### Exercise description:
Print the records again, character for character.

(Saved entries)

=====

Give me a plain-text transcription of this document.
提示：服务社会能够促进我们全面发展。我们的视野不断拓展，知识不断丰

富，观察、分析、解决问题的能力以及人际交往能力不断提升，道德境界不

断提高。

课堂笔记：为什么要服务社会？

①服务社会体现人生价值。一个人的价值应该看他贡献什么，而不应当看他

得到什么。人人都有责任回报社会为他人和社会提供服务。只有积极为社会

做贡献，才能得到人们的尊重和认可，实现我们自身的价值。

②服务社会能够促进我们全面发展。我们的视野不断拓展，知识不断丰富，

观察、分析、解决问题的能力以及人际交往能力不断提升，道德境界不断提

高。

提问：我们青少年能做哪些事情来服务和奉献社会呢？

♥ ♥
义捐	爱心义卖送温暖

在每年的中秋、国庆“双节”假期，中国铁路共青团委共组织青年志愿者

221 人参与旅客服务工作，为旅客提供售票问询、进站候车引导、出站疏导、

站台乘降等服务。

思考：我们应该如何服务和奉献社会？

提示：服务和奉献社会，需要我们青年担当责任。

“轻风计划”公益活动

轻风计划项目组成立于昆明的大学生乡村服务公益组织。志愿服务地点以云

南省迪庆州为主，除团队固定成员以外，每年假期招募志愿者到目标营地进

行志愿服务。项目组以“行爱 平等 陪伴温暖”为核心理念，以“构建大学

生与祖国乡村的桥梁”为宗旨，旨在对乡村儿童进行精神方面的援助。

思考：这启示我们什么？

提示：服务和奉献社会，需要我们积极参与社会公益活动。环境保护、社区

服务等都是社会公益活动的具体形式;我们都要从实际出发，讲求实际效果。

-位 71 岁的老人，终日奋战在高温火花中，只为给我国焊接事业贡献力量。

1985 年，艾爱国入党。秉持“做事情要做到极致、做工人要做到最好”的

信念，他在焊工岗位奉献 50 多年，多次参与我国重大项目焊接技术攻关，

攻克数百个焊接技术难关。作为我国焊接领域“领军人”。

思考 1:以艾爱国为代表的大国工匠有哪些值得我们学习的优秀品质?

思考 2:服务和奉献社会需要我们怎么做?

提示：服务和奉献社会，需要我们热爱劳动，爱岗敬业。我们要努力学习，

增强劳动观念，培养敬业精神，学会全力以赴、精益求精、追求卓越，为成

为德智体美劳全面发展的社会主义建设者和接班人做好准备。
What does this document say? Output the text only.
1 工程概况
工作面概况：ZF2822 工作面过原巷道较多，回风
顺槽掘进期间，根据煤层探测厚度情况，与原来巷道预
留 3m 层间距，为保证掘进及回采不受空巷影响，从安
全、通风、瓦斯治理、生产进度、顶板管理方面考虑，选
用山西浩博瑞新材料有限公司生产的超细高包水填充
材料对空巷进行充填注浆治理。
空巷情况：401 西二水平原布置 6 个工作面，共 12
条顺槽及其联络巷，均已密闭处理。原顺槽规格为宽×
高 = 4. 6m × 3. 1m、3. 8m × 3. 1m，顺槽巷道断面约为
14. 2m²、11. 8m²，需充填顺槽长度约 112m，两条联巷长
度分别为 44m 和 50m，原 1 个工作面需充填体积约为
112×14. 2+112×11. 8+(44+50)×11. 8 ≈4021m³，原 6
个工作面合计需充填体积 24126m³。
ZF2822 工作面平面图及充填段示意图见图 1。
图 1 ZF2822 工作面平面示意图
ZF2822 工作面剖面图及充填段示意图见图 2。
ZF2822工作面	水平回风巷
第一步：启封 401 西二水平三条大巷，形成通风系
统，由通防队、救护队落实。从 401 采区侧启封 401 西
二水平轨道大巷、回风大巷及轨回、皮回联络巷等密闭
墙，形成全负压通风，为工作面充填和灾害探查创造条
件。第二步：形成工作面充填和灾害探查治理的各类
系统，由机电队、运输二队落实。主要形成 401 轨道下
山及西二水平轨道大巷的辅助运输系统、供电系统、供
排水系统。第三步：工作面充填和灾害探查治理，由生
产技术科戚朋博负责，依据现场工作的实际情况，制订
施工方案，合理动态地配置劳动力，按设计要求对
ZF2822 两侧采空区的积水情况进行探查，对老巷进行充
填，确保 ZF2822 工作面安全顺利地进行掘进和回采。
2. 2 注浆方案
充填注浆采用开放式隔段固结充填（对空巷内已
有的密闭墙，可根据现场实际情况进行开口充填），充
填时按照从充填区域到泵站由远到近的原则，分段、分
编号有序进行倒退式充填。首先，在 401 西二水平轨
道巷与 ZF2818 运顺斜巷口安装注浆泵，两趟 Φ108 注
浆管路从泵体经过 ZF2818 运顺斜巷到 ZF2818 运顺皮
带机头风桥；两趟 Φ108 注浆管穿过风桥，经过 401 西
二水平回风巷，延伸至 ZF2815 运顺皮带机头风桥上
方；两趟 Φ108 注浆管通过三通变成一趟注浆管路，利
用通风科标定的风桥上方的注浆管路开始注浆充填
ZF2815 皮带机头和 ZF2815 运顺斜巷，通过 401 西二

=====

### Task answer:
Give me a plain-text transcription of this document.
提示：服务社会能够促进我们全面发展。我们的视野不断拓展，知识不断丰

富，观察、分析、解决问题的能力以及人际交往能力不断提升，道德境界不

断提高。

课堂笔记：为什么要服务社会？

①服务社会体现人生价值。一个人的价值应该看他贡献什么，而不应当看他

得到什么。人人都有责任回报社会为他人和社会提供服务。只有积极为社会

做贡献，才能得到人们的尊重和认可，实现我们自身的价值。

②服务社会能够促进我们全面发展。我们的视野不断拓展，知识不断丰富，

观察、分析、解决问题的能力以及人际交往能力不断提升，道德境界不断提

高。

提问：我们青少年能做哪些事情来服务和奉献社会呢？

♥ ♥
义捐	爱心义卖送温暖

在每年的中秋、国庆“双节”假期，中国铁路共青团委共组织青年志愿者

221 人参与旅客服务工作，为旅客提供售票问询、进站候车引导、出站疏导、

站台乘降等服务。

思考：我们应该如何服务和奉献社会？

提示：服务和奉献社会，需要我们青年担当责任。

“轻风计划”公益活动

轻风计划项目组成立于昆明的大学生乡村服务公益组织。志愿服务地点以云

南省迪庆州为主，除团队固定成员以外，每年假期招募志愿者到目标营地进

行志愿服务。项目组以“行爱 平等 陪伴温暖”为核心理念，以“构建大学

生与祖国乡村的桥梁”为宗旨，旨在对乡村儿童进行精神方面的援助。

思考：这启示我们什么？

提示：服务和奉献社会，需要我们积极参与社会公益活动。环境保护、社区

服务等都是社会公益活动的具体形式;我们都要从实际出发，讲求实际效果。

-位 71 岁的老人，终日奋战在高温火花中，只为给我国焊接事业贡献力量。

1985 年，艾爱国入党。秉持“做事情要做到极致、做工人要做到最好”的

信念，他在焊工岗位奉献 50 多年，多次参与我国重大项目焊接技术攻关，

攻克数百个焊接技术难关。作为我国焊接领域“领军人”。

思考 1:以艾爱国为代表的大国工匠有哪些值得我们学习的优秀品质?

思考 2:服务和奉献社会需要我们怎么做?

提示：服务和奉献社会，需要我们热爱劳动，爱岗敬业。我们要努力学习，

增强劳动观念，培养敬业精神，学会全力以赴、精益求精、追求卓越，为成

为德智体美劳全面发展的社会主义建设者和接班人做好准备。
What does this document say? Output the text only.
1 工程概况
工作面概况：ZF2822 工作面过原巷道较多，回风
顺槽掘进期间，根据煤层探测厚度情况，与原来巷道预
留 3m 层间距，为保证掘进及回采不受空巷影响，从安
全、通风、瓦斯治理、生产进度、顶板管理方面考虑，选
用山西浩博瑞新材料有限公司生产的超细高包水填充
材料对空巷进行充填注浆治理。
空巷情况：401 西二水平原布置 6 个工作面，共 12
条顺槽及其联络巷，均已密闭处理。原顺槽规格为宽×
高 = 4. 6m × 3. 1m、3. 8m × 3. 1m，顺槽巷道断面约为
14. 2m²、11. 8m²，需充填顺槽长度约 112m，两条联巷长
度分别为 44m 和 50m，原 1 个工作面需充填体积约为
112×14. 2+112×11. 8+(44+50)×11. 8 ≈4021m³，原 6
个工作面合计需充填体积 24126m³。
ZF2822 工作面平面图及充填段示意图见图 1。
图 1 ZF2822 工作面平面示意图
ZF2822 工作面剖面图及充填段示意图见图 2。
ZF2822工作面	水平回风巷
第一步：启封 401 西二水平三条大巷，形成通风系
统，由通防队、救护队落实。从 401 采区侧启封 401 西
二水平轨道大巷、回风大巷及轨回、皮回联络巷等密闭
墙，形成全负压通风，为工作面充填和灾害探查创造条
件。第二步：形成工作面充填和灾害探查治理的各类
系统，由机电队、运输二队落实。主要形成 401 轨道下
山及西二水平轨道大巷的辅助运输系统、供电系统、供
排水系统。第三步：工作面充填和灾害探查治理，由生
产技术科戚朋博负责，依据现场工作的实际情况，制订
施工方案，合理动态地配置劳动力，按设计要求对
ZF2822 两侧采空区的积水情况进行探查，对老巷进行充
填，确保 ZF2822 工作面安全顺利地进行掘进和回采。
2. 2 注浆方案
充填注浆采用开放式隔段固结充填（对空巷内已
有的密闭墙，可根据现场实际情况进行开口充填），充
填时按照从充填区域到泵站由远到近的原则，分段、分
编号有序进行倒退式充填。首先，在 401 西二水平轨
道巷与 ZF2818 运顺斜巷口安装注浆泵，两趟 Φ108 注
浆管路从泵体经过 ZF2818 运顺斜巷到 ZF2818 运顺皮
带机头风桥；两趟 Φ108 注浆管穿过风桥，经过 401 西
二水平回风巷，延伸至 ZF2815 运顺皮带机头风桥上
方；两趟 Φ108 注浆管通过三通变成一趟注浆管路，利
用通风科标定的风桥上方的注浆管路开始注浆充填
ZF2815 皮带机头和 ZF2815 运顺斜巷，通过 401 西二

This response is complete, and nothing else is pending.